### WHAT THIS TASK INVOLVES
How many lines of the material below contain the word "translational"? Case counts, and the reply should be the number alone.

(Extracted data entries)
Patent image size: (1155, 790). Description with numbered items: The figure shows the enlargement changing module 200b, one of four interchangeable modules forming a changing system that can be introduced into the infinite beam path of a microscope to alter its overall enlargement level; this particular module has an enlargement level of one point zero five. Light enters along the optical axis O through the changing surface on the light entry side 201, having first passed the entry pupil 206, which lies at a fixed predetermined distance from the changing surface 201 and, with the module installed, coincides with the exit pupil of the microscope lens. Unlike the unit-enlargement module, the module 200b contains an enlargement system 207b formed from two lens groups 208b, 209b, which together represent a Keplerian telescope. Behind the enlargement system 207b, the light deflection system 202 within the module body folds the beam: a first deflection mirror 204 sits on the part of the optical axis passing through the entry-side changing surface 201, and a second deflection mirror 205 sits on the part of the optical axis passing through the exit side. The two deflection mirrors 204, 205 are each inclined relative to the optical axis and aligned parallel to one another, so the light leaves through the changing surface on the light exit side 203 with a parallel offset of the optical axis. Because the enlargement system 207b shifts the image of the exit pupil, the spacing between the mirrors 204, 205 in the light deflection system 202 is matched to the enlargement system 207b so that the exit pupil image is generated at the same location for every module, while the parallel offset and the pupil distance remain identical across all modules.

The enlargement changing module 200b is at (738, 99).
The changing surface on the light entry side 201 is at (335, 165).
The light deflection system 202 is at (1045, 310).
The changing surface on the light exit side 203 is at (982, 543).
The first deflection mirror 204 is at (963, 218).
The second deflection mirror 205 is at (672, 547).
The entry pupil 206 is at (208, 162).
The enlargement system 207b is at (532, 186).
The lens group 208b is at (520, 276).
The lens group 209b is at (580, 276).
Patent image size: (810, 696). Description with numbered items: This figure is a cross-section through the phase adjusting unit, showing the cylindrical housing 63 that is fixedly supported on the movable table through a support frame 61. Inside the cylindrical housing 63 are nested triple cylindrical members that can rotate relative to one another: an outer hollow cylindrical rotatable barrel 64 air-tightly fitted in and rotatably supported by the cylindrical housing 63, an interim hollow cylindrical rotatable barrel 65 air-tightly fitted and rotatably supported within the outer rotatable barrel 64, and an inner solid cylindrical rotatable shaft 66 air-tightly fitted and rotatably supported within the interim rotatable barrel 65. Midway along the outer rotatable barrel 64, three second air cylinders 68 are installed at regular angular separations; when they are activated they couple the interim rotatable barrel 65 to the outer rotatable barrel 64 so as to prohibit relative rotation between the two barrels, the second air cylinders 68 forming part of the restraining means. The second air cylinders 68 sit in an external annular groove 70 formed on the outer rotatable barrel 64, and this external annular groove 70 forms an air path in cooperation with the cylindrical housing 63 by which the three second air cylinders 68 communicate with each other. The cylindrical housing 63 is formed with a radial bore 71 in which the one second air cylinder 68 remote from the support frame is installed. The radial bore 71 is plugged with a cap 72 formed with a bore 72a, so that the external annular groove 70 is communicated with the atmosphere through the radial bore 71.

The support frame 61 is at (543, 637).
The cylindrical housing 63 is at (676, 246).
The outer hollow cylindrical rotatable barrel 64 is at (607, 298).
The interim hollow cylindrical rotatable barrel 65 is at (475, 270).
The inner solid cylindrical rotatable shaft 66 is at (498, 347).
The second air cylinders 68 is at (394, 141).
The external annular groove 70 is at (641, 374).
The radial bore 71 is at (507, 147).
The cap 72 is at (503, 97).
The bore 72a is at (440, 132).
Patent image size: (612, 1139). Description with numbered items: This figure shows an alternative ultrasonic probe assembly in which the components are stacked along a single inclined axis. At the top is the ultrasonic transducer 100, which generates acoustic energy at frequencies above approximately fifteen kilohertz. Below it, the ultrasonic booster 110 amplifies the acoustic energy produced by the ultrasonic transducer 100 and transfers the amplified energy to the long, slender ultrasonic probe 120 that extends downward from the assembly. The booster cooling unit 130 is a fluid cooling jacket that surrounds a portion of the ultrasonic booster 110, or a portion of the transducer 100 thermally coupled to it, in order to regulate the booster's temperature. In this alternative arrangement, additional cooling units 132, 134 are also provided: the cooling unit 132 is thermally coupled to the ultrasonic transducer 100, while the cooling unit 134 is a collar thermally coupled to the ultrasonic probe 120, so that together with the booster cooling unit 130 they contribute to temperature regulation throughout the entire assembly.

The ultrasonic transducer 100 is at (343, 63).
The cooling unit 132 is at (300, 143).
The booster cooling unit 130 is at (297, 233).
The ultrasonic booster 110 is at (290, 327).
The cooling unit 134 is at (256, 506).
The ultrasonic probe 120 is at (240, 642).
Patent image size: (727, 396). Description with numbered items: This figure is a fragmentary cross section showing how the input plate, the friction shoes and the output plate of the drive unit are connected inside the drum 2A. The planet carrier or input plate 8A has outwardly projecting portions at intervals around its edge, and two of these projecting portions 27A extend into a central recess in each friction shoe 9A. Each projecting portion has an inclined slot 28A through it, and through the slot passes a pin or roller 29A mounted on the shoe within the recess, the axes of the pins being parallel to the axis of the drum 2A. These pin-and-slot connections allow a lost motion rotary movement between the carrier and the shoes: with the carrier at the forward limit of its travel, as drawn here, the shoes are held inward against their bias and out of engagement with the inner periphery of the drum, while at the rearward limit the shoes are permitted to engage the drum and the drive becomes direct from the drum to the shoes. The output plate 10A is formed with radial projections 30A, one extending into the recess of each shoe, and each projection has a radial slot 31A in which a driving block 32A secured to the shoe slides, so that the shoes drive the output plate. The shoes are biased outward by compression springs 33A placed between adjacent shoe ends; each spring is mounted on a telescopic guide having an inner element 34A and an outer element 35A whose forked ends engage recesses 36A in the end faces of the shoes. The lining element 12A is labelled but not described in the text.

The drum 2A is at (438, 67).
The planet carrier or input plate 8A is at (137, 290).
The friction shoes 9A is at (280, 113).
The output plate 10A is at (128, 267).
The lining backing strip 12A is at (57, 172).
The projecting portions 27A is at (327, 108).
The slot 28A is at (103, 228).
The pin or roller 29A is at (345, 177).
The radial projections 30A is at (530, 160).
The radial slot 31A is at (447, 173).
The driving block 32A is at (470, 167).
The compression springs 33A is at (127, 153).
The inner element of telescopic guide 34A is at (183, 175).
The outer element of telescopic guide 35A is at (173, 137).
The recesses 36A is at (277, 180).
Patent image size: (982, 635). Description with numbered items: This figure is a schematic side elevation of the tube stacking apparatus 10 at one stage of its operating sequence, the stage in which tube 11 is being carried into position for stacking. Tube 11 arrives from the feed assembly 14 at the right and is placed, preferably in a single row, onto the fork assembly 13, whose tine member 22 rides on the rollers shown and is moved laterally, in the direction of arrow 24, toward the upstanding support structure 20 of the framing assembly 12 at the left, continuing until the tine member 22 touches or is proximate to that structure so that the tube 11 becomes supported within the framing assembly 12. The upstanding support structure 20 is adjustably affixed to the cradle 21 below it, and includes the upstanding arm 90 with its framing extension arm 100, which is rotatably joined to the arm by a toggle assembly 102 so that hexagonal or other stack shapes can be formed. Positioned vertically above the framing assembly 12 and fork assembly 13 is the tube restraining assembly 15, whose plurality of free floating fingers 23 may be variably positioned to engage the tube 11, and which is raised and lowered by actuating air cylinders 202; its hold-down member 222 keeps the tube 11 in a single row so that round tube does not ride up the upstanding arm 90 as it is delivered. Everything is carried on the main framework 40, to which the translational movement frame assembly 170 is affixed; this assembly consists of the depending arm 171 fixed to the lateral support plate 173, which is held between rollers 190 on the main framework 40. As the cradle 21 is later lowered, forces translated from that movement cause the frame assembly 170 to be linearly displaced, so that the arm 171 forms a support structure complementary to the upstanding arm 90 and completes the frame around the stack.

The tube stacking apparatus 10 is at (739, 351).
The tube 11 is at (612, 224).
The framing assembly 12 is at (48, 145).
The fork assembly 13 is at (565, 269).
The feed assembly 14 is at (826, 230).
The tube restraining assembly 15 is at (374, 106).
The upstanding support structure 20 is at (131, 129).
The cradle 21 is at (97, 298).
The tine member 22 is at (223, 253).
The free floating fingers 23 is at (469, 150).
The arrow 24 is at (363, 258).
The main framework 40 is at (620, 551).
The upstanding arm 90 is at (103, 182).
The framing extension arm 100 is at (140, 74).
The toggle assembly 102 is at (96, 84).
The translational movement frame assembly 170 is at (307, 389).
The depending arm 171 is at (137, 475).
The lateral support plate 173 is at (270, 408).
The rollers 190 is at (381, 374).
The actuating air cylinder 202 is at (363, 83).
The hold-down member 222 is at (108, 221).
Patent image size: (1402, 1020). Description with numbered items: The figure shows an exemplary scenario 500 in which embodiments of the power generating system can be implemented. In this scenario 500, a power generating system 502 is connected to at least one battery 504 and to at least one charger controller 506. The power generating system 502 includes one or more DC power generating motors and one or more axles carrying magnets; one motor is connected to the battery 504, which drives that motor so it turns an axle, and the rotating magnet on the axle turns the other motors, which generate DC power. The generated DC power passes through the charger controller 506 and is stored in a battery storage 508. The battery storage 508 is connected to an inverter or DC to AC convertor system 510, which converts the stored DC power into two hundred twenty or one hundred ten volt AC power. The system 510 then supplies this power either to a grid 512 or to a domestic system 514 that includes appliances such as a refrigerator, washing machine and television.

### EXERCISE ANSWER
2